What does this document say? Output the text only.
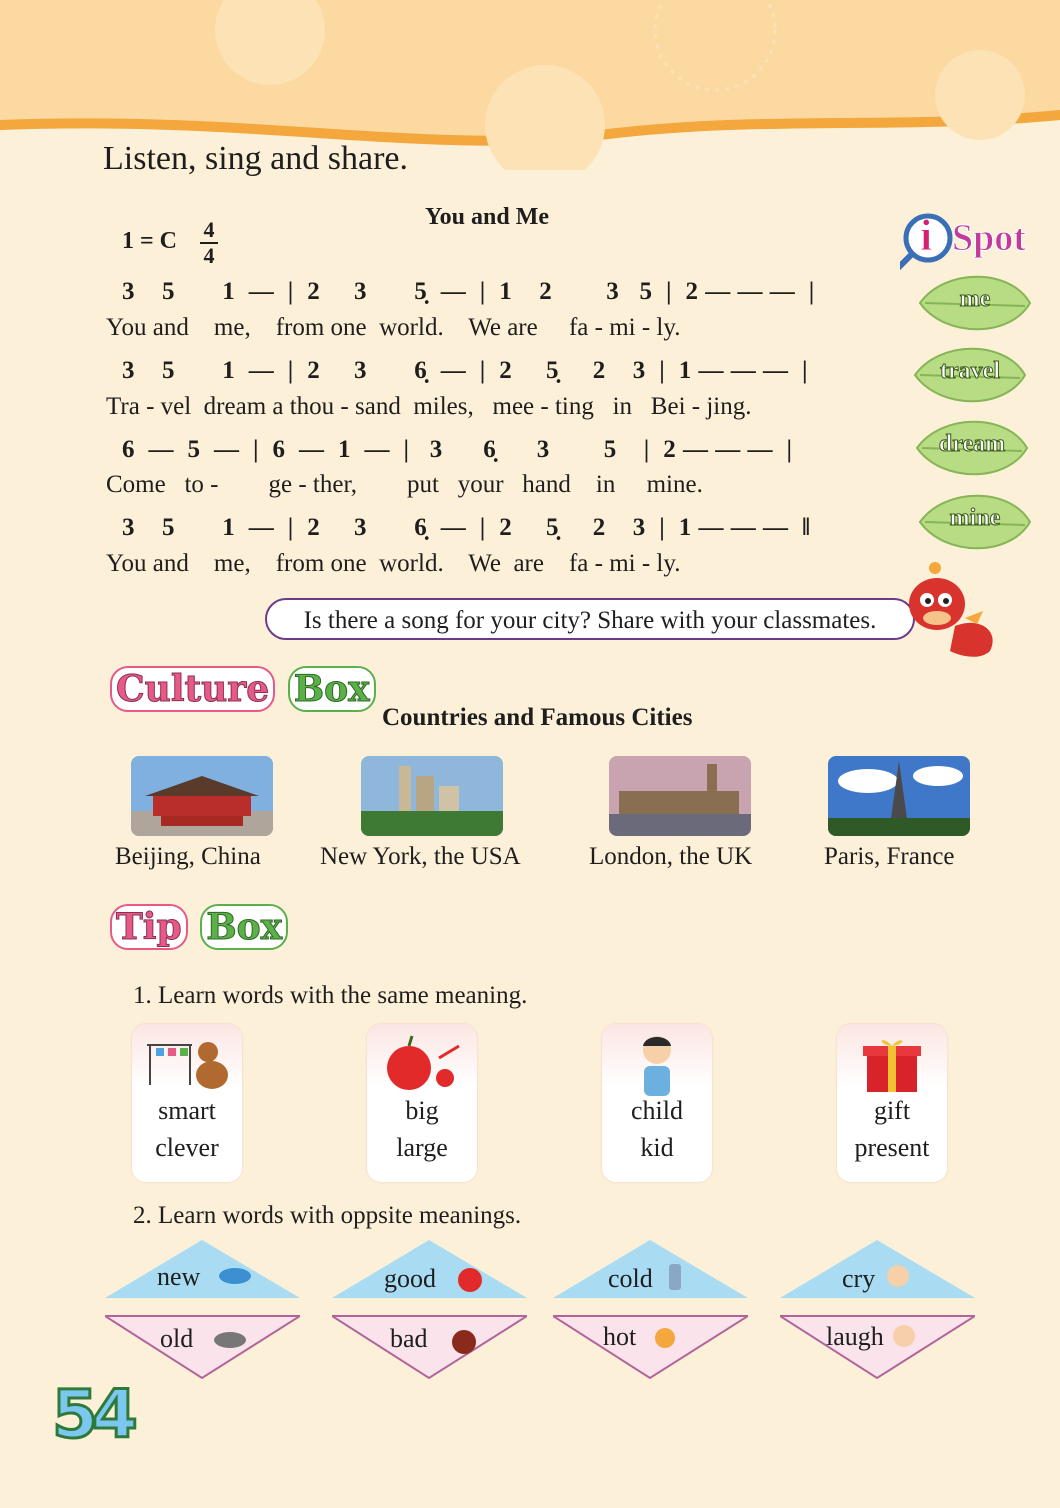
Listen, sing and share.
You and Me
1 = C 4
4
3    5       1  —  |  2     3       5̣  —  |  1    2        3   5  |  2 — — —  |
You and    me,    from one  world.    We are     fa - mi - ly.
3    5       1  —  |  2     3       6̣  —  |  2     5̣     2    3  |  1 — — —  |
Tra - vel  dream a thou - sand  miles,   mee - ting   in   Bei - jing.
6  —  5  —  |  6  —  1  —  |   3      6̣      3        5    |  2 — — —  |
Come   to -        ge - ther,        put   your   hand    in     mine.
3    5       1  —  |  2     3       6̣  —  |  2     5̣     2    3  |  1 — — —  ‖
You and    me,    from one  world.    We  are    fa - mi - ly.
i Spot
me
travel
dream
mine
Is there a song for your city? Share with your classmates.
Culture Box
Countries and Famous Cities
Beijing, China New York, the USA	London, the UK	Paris, France
Tip Box
1. Learn words with the same meaning.
smart
clever
big
large
child
kid
gift
present
2. Learn words with oppsite meanings.
new
old
good
bad
cold
hot
cry
laugh
54
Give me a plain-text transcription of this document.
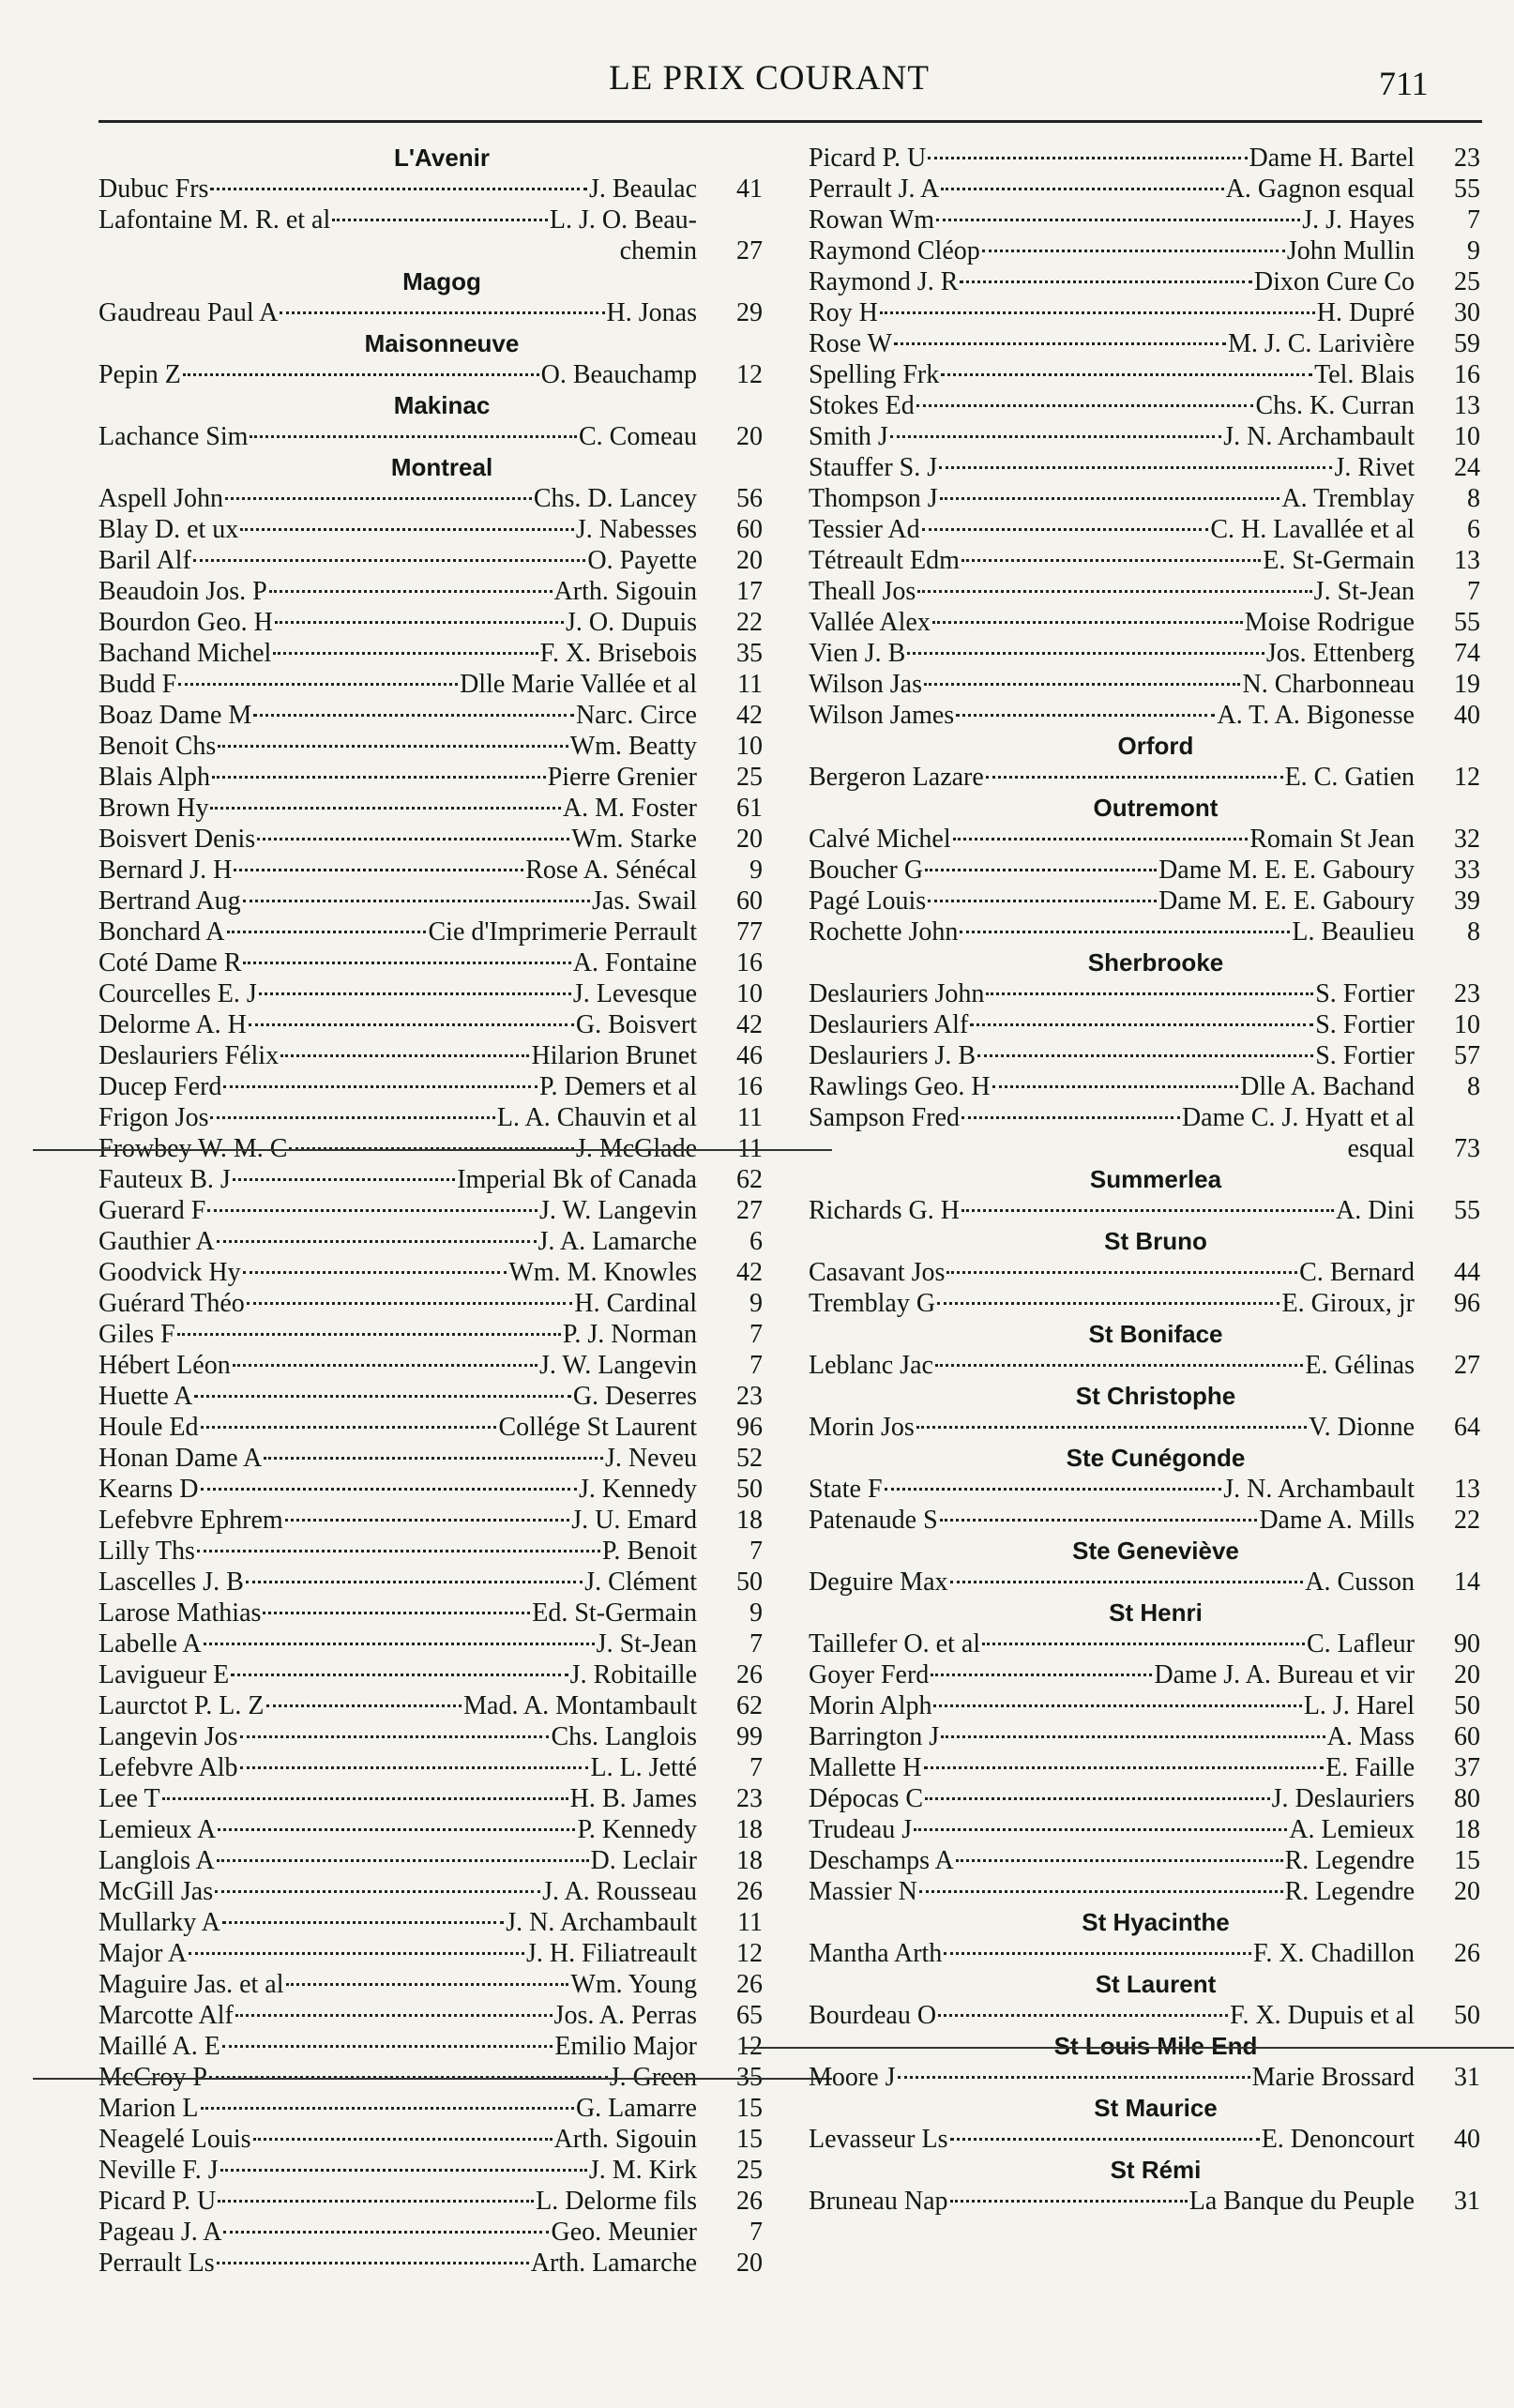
LE PRIX COURANT	711
L'Avenir
Dubuc Frs	J. Beaulac	41
Lafontaine M. R. et al	L. J. O. Beau-
chemin	27
Magog
Gaudreau Paul A	H. Jonas	29
Maisonneuve
Pepin Z	O. Beauchamp	12
Makinac
Lachance Sim	C. Comeau	20
Montreal
Aspell John	Chs. D. Lancey	56
Blay D. et ux	J. Nabesses	60
Baril Alf	O. Payette	20
Beaudoin Jos. P	Arth. Sigouin	17
Bourdon Geo. H	J. O. Dupuis	22
Bachand Michel	F. X. Brisebois	35
Budd F	Dlle Marie Vallée et al	11
Boaz Dame M	Narc. Circe	42
Benoit Chs	Wm. Beatty	10
Blais Alph	Pierre Grenier	25
Brown Hy	A. M. Foster	61
Boisvert Denis	Wm. Starke	20
Bernard J. H	Rose A. Sénécal	9
Bertrand Aug	Jas. Swail	60
Bonchard A	Cie d'Imprimerie Perrault	77
Coté Dame R	A. Fontaine	16
Courcelles E. J	J. Levesque	10
Delorme A. H	G. Boisvert	42
Deslauriers Félix	Hilarion Brunet	46
Ducep Ferd	P. Demers et al	16
Frigon Jos	L. A. Chauvin et al	11
Frowbey W. M. C	J. McGlade	11
Fauteux B. J	Imperial Bk of Canada	62
Guerard F	J. W. Langevin	27
Gauthier A	J. A. Lamarche	6
Goodvick Hy	Wm. M. Knowles	42
Guérard Théo	H. Cardinal	9
Giles F	P. J. Norman	7
Hébert Léon	J. W. Langevin	7
Huette A	G. Deserres	23
Houle Ed	Collége St Laurent	96
Honan Dame A	J. Neveu	52
Kearns D	J. Kennedy	50
Lefebvre Ephrem	J. U. Emard	18
Lilly Ths	P. Benoit	7
Lascelles J. B	J. Clément	50
Larose Mathias	Ed. St-Germain	9
Labelle A	J. St-Jean	7
Lavigueur E	J. Robitaille	26
Laurctot P. L. Z	Mad. A. Montambault	62
Langevin Jos	Chs. Langlois	99
Lefebvre Alb	L. L. Jetté	7
Lee T	H. B. James	23
Lemieux A	P. Kennedy	18
Langlois A	D. Leclair	18
McGill Jas	J. A. Rousseau	26
Mullarky A	J. N. Archambault	11
Major A	J. H. Filiatreault	12
Maguire Jas. et al	Wm. Young	26
Marcotte Alf	Jos. A. Perras	65
Maillé A. E	Emilio Major	12
McCroy P	J. Green	35
Marion L	G. Lamarre	15
Neagelé Louis	Arth. Sigouin	15
Neville F. J	J. M. Kirk	25
Picard P. U	L. Delorme fils	26
Pageau J. A	Geo. Meunier	7
Perrault Ls	Arth. Lamarche	20
Picard P. U	Dame H. Bartel	23
Perrault J. A	A. Gagnon esqual	55
Rowan Wm	J. J. Hayes	7
Raymond Cléop	John Mullin	9
Raymond J. R	Dixon Cure Co	25
Roy H	H. Dupré	30
Rose W	M. J. C. Larivière	59
Spelling Frk	Tel. Blais	16
Stokes Ed	Chs. K. Curran	13
Smith J	J. N. Archambault	10
Stauffer S. J	J. Rivet	24
Thompson J	A. Tremblay	8
Tessier Ad	C. H. Lavallée et al	6
Tétreault Edm	E. St-Germain	13
Theall Jos	J. St-Jean	7
Vallée Alex	Moise Rodrigue	55
Vien J. B	Jos. Ettenberg	74
Wilson Jas	N. Charbonneau	19
Wilson James	A. T. A. Bigonesse	40
Orford
Bergeron Lazare	E. C. Gatien	12
Outremont
Calvé Michel	Romain St Jean	32
Boucher G	Dame M. E. E. Gaboury	33
Pagé Louis	Dame M. E. E. Gaboury	39
Rochette John	L. Beaulieu	8
Sherbrooke
Deslauriers John	S. Fortier	23
Deslauriers Alf	S. Fortier	10
Deslauriers J. B	S. Fortier	57
Rawlings Geo. H	Dlle A. Bachand	8
Sampson Fred	Dame C. J. Hyatt et al
esqual	73
Summerlea
Richards G. H	A. Dini	55
St Bruno
Casavant Jos	C. Bernard	44
Tremblay G	E. Giroux, jr	96
St Boniface
Leblanc Jac	E. Gélinas	27
St Christophe
Morin Jos	V. Dionne	64
Ste Cunégonde
State F	J. N. Archambault	13
Patenaude S	Dame A. Mills	22
Ste Geneviève
Deguire Max	A. Cusson	14
St Henri
Taillefer O. et al	C. Lafleur	90
Goyer Ferd	Dame J. A. Bureau et vir	20
Morin Alph	L. J. Harel	50
Barrington J	A. Mass	60
Mallette H	E. Faille	37
Dépocas C	J. Deslauriers	80
Trudeau J	A. Lemieux	18
Deschamps A	R. Legendre	15
Massier N	R. Legendre	20
St Hyacinthe
Mantha Arth	F. X. Chadillon	26
St Laurent
Bourdeau O	F. X. Dupuis et al	50
St Louis Mile End
Moore J	Marie Brossard	31
St Maurice
Levasseur Ls	E. Denoncourt	40
St Rémi
Bruneau Nap	La Banque du Peuple	31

════════

▶ SHORT TASK
Track down every line of the material containing the string "Delorme", and copy it.

▶ ANSWER FOR THIS EXERCISE
Delorme A. H	G. Boisvert	42
Picard P. U	L. Delorme fils	26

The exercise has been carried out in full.